───── INPUT RECORDS ─────

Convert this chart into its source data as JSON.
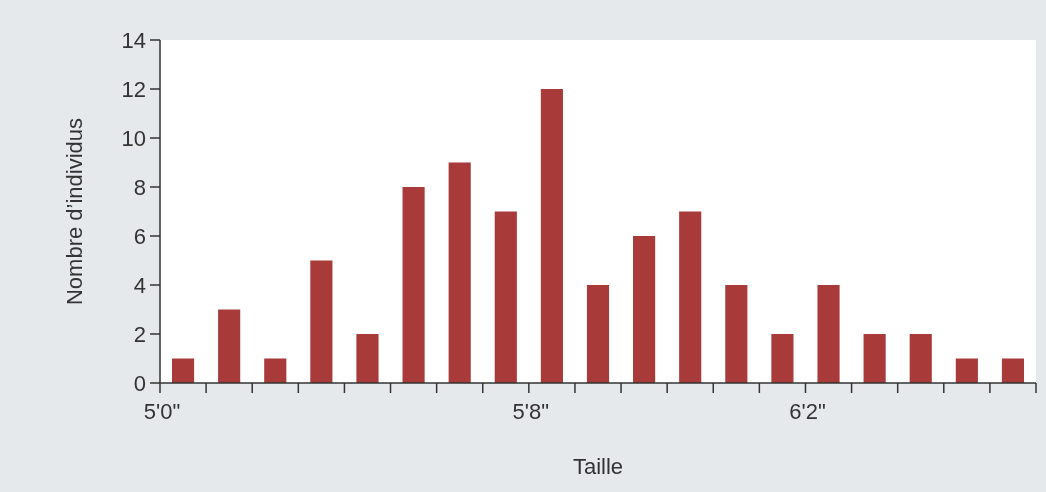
{
  "chart_data": {
    "type": "bar",
    "xlabel": "Taille",
    "ylabel": "Nombre d’individus",
    "categories": [
      "5'0\"",
      null,
      null,
      null,
      null,
      null,
      null,
      null,
      "5'8\"",
      null,
      null,
      null,
      null,
      null,
      "6'2\"",
      null,
      null,
      null,
      null
    ],
    "values": [
      1,
      3,
      1,
      5,
      2,
      8,
      9,
      7,
      12,
      4,
      6,
      7,
      4,
      2,
      4,
      2,
      2,
      1,
      1
    ],
    "color": "#a83a3a",
    "ylim": [
      0,
      14
    ],
    "yticks": [
      0,
      2,
      4,
      6,
      8,
      10,
      12,
      14
    ]
  }
}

─────

* _WHAT IS BEING ASKED_
Output all of the entries verbatim, leaving out any images.

* _TASK OUTPUT_
Convert this chart into its source data as JSON.
{
  "chart_data": {
    "type": "bar",
    "xlabel": "Taille",
    "ylabel": "Nombre d’individus",
    "categories": [
      "5'0\"",
      null,
      null,
      null,
      null,
      null,
      null,
      null,
      "5'8\"",
      null,
      null,
      null,
      null,
      null,
      "6'2\"",
      null,
      null,
      null,
      null
    ],
    "values": [
      1,
      3,
      1,
      5,
      2,
      8,
      9,
      7,
      12,
      4,
      6,
      7,
      4,
      2,
      4,
      2,
      2,
      1,
      1
    ],
    "color": "#a83a3a",
    "ylim": [
      0,
      14
    ],
    "yticks": [
      0,
      2,
      4,
      6,
      8,
      10,
      12,
      14
    ]
  }
}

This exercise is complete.